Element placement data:
********

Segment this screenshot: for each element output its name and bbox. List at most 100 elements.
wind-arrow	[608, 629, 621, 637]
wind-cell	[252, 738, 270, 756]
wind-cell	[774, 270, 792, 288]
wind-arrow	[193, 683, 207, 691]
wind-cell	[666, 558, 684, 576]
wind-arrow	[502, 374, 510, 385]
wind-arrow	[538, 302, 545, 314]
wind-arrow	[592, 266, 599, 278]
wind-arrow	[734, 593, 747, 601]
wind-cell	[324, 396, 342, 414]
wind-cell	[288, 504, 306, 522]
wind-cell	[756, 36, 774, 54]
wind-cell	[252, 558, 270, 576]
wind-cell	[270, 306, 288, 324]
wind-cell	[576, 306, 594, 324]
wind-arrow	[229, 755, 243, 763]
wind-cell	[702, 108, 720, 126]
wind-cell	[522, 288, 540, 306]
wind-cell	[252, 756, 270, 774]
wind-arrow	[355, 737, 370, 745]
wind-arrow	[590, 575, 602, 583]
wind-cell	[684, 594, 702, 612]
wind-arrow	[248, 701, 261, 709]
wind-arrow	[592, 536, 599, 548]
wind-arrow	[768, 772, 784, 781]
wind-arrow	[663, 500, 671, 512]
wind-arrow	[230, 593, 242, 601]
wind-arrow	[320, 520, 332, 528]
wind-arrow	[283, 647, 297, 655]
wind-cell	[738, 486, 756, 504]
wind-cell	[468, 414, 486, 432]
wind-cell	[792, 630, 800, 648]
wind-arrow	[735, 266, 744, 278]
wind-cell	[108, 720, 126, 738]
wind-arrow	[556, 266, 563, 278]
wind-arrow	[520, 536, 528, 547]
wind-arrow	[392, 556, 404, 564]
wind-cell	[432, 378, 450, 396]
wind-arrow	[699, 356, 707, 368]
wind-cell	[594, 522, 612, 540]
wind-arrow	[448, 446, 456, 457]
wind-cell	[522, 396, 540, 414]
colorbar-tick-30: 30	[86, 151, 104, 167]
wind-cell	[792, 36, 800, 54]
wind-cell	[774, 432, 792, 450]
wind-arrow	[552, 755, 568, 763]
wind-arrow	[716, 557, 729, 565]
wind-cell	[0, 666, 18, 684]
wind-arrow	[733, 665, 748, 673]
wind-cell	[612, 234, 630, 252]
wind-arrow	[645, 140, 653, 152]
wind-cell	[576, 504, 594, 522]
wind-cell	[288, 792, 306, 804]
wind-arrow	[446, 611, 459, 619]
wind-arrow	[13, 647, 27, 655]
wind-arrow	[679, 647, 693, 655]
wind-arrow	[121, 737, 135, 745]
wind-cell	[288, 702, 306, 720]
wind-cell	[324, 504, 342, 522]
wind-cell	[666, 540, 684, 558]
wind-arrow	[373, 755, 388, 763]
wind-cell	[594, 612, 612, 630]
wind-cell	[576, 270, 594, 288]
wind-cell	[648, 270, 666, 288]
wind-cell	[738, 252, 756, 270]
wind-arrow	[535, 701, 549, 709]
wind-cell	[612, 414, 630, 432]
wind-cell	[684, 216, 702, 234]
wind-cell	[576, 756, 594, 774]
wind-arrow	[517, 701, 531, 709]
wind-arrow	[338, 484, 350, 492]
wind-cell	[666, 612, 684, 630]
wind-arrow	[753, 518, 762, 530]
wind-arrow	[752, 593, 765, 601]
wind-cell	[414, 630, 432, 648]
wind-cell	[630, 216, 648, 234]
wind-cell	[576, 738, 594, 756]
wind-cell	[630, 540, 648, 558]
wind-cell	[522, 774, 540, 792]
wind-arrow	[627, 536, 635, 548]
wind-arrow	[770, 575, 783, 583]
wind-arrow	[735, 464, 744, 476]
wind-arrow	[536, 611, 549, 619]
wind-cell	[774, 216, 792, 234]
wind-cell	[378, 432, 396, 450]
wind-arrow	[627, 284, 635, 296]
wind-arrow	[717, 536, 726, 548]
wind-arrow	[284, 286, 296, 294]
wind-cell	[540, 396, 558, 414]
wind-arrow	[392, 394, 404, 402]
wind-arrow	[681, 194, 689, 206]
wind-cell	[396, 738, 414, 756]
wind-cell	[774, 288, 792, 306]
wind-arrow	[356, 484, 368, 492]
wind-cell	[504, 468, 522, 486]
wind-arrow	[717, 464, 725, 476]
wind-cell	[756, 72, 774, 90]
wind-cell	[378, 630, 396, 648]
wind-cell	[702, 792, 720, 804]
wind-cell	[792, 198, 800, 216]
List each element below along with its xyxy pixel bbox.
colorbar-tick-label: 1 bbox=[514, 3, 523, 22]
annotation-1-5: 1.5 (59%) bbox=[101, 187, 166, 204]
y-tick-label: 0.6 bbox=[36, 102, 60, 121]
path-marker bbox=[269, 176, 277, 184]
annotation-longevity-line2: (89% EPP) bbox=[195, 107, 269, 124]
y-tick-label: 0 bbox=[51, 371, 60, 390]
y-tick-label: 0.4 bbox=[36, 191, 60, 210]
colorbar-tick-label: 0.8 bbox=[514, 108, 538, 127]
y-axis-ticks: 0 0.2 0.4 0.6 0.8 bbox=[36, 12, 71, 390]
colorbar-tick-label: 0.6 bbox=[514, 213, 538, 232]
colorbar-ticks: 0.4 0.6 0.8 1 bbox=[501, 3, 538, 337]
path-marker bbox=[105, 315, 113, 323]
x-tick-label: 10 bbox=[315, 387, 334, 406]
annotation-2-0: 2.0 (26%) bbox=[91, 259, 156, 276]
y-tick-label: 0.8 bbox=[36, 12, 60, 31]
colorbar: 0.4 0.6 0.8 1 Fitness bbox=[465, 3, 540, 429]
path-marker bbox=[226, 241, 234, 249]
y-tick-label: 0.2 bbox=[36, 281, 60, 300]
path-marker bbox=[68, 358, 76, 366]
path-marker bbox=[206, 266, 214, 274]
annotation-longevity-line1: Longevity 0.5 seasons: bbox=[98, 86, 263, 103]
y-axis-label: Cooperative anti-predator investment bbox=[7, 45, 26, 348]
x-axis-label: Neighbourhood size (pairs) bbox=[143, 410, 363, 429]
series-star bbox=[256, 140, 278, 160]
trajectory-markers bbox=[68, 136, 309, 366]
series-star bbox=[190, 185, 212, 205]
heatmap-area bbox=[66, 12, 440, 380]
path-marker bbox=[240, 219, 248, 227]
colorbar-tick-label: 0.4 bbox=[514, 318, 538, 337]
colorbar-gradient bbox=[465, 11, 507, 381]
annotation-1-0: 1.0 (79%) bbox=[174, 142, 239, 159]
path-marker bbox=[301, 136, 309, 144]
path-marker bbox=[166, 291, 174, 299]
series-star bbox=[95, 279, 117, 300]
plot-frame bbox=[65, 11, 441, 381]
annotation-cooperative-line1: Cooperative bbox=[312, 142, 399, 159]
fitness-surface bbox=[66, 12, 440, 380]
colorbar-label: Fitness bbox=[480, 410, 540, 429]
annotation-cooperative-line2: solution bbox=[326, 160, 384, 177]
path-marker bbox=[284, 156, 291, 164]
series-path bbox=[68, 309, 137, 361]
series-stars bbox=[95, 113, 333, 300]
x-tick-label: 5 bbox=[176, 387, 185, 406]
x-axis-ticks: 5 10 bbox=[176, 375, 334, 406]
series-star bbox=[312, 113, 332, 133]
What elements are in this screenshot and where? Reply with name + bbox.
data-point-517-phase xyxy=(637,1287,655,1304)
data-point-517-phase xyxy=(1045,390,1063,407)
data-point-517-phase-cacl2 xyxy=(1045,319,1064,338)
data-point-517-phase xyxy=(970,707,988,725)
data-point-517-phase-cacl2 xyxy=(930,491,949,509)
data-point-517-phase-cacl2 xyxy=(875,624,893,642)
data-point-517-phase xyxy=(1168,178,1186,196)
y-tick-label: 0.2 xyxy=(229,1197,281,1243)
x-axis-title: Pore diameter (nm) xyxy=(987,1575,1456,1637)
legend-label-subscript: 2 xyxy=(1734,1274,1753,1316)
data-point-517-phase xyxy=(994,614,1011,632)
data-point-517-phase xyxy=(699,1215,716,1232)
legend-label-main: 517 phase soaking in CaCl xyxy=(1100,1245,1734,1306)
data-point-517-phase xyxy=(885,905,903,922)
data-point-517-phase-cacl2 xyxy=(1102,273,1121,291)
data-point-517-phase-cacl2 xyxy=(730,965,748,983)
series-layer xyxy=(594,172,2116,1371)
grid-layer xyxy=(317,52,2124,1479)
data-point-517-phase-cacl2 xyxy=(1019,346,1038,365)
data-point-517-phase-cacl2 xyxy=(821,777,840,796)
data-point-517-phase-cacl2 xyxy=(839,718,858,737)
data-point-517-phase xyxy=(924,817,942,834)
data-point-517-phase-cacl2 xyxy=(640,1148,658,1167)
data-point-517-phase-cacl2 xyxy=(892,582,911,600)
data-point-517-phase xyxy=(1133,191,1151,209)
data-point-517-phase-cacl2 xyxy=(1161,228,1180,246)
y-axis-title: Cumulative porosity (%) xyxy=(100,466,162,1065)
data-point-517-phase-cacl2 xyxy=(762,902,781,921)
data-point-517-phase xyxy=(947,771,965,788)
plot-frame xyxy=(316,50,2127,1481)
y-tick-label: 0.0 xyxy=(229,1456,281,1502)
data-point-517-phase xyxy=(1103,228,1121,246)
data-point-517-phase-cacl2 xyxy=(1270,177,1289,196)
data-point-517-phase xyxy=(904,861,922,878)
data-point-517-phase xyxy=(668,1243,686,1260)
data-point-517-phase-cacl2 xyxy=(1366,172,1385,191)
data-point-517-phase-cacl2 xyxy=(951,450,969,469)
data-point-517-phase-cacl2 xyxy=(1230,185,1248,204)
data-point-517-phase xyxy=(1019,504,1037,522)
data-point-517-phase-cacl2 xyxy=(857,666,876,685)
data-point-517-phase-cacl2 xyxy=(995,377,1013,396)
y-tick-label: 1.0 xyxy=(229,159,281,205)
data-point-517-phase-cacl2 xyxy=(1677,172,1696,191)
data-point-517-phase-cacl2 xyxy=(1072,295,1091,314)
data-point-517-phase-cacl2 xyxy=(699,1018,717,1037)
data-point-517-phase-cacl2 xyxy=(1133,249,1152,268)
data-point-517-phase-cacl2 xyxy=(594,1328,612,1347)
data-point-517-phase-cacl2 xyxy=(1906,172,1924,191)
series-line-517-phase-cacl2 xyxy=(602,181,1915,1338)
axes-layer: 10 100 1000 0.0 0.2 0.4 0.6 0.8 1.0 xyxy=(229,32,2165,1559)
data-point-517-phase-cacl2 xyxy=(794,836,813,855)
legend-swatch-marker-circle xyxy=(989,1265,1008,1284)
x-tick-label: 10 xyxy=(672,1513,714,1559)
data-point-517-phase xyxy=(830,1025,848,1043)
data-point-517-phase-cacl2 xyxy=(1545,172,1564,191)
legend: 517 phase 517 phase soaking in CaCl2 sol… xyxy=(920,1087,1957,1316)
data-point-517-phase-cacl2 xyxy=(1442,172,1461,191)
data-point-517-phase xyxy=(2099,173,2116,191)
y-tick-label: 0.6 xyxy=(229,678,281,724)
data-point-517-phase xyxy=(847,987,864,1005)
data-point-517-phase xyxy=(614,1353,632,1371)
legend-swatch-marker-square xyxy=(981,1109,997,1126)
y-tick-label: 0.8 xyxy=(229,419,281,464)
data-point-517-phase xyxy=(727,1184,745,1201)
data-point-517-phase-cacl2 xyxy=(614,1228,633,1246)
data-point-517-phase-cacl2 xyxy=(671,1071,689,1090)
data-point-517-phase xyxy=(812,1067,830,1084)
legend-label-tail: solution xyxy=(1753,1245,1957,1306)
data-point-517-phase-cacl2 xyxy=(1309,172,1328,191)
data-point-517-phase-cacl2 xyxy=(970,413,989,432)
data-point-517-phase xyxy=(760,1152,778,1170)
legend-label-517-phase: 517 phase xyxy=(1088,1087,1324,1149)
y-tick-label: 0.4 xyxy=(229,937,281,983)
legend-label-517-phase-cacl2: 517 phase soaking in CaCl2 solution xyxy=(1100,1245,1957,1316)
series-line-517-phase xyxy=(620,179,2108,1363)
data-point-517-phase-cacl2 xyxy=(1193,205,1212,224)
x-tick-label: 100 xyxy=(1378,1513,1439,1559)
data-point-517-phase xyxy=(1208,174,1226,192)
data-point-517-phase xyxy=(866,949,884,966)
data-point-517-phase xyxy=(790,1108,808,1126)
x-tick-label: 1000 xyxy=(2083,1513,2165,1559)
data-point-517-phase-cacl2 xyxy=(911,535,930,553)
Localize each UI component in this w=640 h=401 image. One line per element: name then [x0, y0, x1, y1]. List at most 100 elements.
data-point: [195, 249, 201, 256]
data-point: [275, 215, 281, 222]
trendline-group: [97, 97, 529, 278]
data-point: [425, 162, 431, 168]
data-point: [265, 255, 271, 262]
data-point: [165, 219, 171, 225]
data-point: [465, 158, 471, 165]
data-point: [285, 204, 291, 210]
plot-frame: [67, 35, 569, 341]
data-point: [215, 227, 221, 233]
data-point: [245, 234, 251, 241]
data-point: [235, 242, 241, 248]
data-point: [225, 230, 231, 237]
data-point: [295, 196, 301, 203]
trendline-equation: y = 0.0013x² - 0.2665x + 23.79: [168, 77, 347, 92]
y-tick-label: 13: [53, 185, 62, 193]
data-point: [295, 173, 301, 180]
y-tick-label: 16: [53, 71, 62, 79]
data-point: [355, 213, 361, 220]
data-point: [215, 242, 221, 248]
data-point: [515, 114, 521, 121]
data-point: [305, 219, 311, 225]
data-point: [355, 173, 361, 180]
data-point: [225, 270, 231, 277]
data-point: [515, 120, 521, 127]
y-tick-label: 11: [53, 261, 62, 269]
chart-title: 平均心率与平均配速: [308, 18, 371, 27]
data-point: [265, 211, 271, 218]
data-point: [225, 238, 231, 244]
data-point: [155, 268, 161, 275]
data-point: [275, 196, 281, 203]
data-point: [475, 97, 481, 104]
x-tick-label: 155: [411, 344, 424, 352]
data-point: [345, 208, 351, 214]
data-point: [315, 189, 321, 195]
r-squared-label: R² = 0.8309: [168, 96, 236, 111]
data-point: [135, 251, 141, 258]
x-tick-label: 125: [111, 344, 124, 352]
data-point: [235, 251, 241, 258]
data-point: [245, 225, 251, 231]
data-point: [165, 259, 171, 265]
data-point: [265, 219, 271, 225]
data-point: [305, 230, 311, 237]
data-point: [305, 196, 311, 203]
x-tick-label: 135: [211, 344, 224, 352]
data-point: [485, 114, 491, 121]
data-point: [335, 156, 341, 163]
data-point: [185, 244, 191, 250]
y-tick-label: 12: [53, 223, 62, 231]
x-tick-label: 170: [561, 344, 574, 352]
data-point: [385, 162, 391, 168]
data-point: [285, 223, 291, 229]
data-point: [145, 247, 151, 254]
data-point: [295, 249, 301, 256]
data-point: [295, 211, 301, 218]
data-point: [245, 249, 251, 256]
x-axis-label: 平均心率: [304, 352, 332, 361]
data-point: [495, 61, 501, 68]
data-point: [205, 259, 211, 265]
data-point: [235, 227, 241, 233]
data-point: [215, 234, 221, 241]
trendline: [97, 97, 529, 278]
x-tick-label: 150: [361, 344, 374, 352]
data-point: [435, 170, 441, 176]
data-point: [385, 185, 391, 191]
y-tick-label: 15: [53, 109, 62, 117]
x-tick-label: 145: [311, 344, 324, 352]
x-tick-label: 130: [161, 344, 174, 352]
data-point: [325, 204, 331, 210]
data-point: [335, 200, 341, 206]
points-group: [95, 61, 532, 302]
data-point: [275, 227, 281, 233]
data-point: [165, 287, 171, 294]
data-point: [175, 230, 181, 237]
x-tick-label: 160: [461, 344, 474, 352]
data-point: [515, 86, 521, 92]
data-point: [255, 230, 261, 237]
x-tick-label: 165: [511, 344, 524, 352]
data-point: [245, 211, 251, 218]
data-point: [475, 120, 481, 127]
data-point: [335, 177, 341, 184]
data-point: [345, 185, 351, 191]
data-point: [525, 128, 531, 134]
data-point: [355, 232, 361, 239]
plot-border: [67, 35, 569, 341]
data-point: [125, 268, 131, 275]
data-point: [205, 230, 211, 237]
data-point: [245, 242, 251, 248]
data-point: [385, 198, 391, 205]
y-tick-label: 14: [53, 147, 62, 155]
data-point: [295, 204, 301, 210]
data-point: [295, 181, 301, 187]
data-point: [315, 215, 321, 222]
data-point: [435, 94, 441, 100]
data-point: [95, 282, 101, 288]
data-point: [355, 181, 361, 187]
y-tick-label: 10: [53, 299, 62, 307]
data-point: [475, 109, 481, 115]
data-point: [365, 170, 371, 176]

********

◆ Task objective ◆
Count the lines in the items above that contain the string "annotation", and reply with the number alone.

◆ Task output ◆
7